**Given problem:**
Copy every line of the items below, from the first line down through the line containing "tv-safe-zone-checkbox[interactable] — [228, 178, 238, 188]", without changing any of them.

**Records provided:**

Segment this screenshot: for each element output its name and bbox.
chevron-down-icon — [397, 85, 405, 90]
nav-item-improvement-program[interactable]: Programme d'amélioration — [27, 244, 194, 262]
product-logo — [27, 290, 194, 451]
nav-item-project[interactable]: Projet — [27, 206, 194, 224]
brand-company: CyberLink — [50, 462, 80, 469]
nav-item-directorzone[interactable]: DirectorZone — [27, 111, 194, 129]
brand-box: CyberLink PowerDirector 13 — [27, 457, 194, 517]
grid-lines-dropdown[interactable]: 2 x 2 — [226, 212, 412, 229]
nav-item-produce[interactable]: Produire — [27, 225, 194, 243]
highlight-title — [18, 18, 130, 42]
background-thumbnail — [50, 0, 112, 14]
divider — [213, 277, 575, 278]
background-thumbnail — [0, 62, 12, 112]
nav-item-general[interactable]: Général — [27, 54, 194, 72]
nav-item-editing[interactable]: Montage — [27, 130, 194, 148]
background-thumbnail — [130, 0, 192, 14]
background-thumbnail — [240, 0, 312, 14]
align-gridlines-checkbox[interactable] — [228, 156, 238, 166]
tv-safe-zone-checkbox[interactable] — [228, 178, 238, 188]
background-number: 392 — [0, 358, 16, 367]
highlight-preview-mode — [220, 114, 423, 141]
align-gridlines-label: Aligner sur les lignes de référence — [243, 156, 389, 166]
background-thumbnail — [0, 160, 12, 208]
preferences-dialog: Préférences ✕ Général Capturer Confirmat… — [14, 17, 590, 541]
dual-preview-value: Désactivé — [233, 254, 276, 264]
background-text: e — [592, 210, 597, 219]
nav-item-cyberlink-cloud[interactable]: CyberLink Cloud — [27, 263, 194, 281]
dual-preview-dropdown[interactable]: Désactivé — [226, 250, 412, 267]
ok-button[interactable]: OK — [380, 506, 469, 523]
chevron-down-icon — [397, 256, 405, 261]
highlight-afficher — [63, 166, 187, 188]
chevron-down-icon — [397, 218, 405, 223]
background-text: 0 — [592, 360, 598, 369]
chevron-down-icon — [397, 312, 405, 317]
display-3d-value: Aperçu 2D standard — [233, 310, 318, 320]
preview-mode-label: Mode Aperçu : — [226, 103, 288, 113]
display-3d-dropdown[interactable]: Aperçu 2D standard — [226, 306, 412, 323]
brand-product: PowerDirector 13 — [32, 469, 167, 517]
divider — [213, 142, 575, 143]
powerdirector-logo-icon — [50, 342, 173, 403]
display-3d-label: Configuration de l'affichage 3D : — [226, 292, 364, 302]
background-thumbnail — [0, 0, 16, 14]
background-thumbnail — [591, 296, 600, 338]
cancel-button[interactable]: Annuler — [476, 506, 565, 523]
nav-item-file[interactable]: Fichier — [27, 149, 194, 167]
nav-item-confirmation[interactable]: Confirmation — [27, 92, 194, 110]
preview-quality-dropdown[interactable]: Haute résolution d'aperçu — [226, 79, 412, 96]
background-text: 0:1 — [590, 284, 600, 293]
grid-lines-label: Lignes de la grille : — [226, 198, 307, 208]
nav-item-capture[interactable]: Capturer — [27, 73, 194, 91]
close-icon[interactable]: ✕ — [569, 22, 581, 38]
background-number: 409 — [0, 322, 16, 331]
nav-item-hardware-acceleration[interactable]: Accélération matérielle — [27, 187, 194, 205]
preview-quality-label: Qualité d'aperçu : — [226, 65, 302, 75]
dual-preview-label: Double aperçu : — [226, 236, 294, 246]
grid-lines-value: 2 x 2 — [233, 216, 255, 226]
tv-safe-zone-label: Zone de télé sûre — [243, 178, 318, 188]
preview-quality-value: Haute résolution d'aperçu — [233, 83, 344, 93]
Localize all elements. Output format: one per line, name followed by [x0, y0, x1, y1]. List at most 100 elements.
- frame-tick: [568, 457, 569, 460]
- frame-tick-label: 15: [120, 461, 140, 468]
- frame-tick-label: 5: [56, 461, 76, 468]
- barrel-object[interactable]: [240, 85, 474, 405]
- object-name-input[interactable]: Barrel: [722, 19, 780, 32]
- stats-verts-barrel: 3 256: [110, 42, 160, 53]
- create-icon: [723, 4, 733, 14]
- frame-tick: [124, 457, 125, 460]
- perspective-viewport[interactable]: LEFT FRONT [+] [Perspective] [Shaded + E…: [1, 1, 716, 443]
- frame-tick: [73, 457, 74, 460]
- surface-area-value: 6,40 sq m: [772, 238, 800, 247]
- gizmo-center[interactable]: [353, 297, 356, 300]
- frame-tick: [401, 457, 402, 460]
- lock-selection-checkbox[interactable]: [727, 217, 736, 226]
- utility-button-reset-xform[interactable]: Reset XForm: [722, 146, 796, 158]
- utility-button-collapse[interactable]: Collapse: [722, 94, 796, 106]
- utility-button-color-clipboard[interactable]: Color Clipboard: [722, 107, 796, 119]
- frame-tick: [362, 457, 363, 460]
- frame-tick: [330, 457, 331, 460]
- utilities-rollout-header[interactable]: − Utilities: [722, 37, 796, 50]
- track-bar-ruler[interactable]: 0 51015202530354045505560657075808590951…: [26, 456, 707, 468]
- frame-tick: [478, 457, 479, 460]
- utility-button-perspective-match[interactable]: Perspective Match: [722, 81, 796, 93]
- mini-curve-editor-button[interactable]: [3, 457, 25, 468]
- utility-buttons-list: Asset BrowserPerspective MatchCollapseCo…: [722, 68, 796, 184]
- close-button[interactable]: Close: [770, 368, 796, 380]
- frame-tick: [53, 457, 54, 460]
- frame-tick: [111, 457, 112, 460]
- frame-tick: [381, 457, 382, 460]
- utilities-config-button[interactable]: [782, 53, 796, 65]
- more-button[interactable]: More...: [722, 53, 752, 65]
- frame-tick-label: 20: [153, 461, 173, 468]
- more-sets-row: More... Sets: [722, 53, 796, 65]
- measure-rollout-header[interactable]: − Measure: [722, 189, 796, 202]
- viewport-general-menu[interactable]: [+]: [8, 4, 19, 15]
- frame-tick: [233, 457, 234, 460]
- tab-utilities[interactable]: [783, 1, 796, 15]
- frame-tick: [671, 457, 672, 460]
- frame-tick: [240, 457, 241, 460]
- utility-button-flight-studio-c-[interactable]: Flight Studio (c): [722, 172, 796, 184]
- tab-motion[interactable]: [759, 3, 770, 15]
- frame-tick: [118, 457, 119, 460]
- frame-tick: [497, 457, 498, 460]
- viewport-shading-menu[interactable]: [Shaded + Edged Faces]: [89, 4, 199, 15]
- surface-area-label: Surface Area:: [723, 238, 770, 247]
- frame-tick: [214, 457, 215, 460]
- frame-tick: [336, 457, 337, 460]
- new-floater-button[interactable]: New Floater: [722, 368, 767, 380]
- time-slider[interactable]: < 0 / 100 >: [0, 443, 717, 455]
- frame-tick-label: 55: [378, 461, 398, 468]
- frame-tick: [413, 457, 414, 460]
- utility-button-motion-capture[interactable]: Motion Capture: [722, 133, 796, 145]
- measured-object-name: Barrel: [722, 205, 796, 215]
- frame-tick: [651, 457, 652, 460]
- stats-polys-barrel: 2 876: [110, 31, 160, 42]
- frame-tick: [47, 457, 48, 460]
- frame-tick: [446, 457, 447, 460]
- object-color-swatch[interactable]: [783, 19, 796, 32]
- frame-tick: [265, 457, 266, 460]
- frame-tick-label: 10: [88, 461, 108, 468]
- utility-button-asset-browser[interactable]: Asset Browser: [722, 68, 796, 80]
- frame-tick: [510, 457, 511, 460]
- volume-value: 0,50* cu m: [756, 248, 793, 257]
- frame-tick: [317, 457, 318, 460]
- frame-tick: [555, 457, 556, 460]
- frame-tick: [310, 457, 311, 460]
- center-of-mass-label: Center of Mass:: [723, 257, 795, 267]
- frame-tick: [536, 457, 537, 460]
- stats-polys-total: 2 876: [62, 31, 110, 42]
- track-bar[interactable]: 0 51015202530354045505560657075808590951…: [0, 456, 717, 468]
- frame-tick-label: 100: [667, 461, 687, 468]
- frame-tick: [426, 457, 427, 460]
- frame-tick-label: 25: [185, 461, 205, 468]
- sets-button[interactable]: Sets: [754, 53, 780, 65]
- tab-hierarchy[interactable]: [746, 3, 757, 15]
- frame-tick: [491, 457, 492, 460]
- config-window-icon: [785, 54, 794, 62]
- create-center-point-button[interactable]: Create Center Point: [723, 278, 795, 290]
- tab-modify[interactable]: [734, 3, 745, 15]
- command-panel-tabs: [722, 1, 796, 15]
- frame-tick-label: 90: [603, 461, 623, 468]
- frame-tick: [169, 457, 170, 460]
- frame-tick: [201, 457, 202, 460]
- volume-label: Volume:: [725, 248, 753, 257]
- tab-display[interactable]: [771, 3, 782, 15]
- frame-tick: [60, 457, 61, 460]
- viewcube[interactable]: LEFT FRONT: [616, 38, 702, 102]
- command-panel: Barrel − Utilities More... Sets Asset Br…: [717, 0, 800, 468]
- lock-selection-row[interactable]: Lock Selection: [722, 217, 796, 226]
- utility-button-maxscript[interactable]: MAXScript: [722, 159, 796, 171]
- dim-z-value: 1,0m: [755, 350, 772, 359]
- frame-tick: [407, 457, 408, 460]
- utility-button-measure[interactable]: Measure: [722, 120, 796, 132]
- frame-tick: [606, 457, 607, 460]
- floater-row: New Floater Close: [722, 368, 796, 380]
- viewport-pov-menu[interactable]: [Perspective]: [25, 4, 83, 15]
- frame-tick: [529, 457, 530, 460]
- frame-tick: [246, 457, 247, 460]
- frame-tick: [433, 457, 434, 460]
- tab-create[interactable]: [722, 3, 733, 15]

**Task result:**
Segment this screenshot: for each element output its name and bbox.
chevron-down-icon — [397, 85, 405, 90]
nav-item-improvement-program[interactable]: Programme d'amélioration — [27, 244, 194, 262]
product-logo — [27, 290, 194, 451]
nav-item-project[interactable]: Projet — [27, 206, 194, 224]
brand-company: CyberLink — [50, 462, 80, 469]
nav-item-directorzone[interactable]: DirectorZone — [27, 111, 194, 129]
brand-box: CyberLink PowerDirector 13 — [27, 457, 194, 517]
grid-lines-dropdown[interactable]: 2 x 2 — [226, 212, 412, 229]
nav-item-produce[interactable]: Produire — [27, 225, 194, 243]
highlight-title — [18, 18, 130, 42]
background-thumbnail — [50, 0, 112, 14]
divider — [213, 277, 575, 278]
background-thumbnail — [0, 62, 12, 112]
nav-item-general[interactable]: Général — [27, 54, 194, 72]
nav-item-editing[interactable]: Montage — [27, 130, 194, 148]
background-thumbnail — [130, 0, 192, 14]
background-thumbnail — [240, 0, 312, 14]
align-gridlines-checkbox[interactable] — [228, 156, 238, 166]
tv-safe-zone-checkbox[interactable] — [228, 178, 238, 188]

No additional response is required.